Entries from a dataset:
______

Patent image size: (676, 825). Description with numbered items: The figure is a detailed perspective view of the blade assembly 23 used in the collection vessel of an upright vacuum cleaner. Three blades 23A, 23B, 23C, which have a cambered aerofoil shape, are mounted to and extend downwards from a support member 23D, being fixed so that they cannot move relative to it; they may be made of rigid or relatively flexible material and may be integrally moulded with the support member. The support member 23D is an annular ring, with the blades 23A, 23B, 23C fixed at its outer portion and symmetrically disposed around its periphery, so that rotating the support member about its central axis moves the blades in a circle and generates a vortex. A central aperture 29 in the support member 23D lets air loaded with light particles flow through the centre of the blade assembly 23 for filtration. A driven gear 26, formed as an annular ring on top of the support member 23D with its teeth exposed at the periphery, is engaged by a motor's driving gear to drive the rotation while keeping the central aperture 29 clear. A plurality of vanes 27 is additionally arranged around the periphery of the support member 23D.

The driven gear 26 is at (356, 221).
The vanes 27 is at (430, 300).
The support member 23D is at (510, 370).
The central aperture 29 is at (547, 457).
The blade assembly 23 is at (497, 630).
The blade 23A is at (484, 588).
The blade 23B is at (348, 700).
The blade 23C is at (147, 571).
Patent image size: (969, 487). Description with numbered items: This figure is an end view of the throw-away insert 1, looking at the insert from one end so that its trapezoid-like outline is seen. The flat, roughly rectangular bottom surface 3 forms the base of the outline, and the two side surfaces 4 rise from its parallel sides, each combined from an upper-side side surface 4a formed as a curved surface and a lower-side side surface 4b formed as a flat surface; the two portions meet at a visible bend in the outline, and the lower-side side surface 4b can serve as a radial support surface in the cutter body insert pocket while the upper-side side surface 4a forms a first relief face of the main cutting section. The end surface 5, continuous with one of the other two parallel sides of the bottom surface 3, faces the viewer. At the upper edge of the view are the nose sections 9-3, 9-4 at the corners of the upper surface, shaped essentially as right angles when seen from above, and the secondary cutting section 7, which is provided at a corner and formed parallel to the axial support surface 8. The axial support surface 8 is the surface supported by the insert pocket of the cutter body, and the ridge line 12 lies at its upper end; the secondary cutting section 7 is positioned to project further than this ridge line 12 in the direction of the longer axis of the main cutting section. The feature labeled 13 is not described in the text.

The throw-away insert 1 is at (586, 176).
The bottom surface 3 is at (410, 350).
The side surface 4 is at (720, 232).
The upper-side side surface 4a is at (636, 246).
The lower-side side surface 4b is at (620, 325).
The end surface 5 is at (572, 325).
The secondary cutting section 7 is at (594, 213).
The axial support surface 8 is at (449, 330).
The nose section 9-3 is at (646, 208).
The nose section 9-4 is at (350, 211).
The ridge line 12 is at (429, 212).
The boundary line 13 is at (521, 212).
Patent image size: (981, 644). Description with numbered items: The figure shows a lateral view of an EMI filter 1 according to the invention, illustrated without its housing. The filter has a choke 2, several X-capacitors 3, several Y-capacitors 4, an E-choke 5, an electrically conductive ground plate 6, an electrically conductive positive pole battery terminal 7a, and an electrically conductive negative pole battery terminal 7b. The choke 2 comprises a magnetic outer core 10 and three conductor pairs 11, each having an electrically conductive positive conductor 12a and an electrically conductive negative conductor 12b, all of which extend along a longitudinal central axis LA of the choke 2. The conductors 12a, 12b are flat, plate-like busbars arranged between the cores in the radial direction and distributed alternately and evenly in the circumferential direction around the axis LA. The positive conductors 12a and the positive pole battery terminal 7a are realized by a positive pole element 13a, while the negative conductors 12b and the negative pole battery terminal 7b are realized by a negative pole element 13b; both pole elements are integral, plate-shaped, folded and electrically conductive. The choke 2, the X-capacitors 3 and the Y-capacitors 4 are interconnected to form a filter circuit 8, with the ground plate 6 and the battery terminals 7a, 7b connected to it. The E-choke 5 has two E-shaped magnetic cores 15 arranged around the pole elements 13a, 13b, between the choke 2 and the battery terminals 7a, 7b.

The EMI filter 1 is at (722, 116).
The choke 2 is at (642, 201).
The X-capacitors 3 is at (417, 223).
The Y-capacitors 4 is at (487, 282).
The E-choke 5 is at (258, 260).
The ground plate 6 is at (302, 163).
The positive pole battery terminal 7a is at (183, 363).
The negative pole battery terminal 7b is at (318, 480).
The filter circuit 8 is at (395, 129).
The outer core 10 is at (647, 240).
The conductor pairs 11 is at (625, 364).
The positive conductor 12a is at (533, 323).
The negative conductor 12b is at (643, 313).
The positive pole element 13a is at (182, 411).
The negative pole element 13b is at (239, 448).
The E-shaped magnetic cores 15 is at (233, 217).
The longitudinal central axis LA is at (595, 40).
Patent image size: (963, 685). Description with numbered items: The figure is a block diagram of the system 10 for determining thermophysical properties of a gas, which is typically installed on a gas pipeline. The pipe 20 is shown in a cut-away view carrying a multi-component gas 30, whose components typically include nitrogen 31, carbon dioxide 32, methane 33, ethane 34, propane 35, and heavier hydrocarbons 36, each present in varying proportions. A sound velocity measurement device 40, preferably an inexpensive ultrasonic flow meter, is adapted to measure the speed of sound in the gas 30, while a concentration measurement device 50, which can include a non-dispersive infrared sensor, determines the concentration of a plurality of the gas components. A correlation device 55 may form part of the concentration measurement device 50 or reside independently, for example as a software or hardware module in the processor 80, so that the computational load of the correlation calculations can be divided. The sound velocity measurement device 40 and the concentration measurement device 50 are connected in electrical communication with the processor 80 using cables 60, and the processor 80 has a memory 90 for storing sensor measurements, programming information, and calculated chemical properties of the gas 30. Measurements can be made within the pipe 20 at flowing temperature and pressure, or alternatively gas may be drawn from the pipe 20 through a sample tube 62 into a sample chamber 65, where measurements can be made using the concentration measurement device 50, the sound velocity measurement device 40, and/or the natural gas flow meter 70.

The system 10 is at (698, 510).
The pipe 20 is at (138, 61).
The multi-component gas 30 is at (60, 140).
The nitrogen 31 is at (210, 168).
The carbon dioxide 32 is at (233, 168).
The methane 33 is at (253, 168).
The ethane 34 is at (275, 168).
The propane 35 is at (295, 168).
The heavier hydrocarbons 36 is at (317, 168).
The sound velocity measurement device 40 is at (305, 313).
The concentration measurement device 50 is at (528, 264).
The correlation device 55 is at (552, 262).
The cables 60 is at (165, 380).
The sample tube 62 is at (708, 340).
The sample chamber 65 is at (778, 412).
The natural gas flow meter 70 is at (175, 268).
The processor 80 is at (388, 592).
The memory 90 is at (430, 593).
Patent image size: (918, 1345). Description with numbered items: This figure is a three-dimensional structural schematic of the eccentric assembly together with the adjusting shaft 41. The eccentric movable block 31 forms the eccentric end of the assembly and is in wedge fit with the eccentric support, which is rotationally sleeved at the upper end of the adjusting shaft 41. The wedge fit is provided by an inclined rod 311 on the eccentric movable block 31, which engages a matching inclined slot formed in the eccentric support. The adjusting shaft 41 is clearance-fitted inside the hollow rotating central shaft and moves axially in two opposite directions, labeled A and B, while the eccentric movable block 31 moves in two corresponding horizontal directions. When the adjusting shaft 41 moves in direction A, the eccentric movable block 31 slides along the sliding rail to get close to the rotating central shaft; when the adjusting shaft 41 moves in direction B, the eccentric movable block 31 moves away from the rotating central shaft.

______

The exercise: Give the entries from the start through the line containing "The blade 23C is at (147, 571)." as a two-column CSV with the columns entry_text and answer, one row per entry. Put each field in quotation marks and replace its line breaks with spaces.

Result of this task:
entry_text,answer
"Patent image size: (676, 825). Description with numbered items: The figure is a detailed perspective view of the blade assembly 23 used in the collection vessel of an upright vacuum cleaner. Three blades 23A, 23B, 23C, which have a cambered aerofoil shape, are mounted to and extend downwards from a support member 23D, being fixed so that they cannot move relative to it; they may be made of rigid or relatively flexible material and may be integrally moulded with the support member. The support member 23D is an annular ring, with the blades 23A, 23B, 23C fixed at its outer portion and symmetrically disposed around its periphery, so that rotating the support member about its central axis moves the blades in a circle and generates a vortex. A central aperture 29 in the support member 23D lets air loaded with light particles flow through the centre of the blade assembly 23 for filtration. A driven gear 26, formed as an annular ring on top of the support member 23D with its teeth exposed at the periphery, is engaged by a motor's driving gear to drive the rotation while keeping the central aperture 29 clear. A plurality of vanes 27 is additionally arranged around the periphery of the support member 23D.","The driven gear 26 is at (356, 221). The vanes 27 is at (430, 300). The support member 23D is at (510, 370). The central aperture 29 is at (547, 457). The blade assembly 23 is at (497, 630). The blade 23A is at (484, 588). The blade 23B is at (348, 700). The blade 23C is at (147, 571)."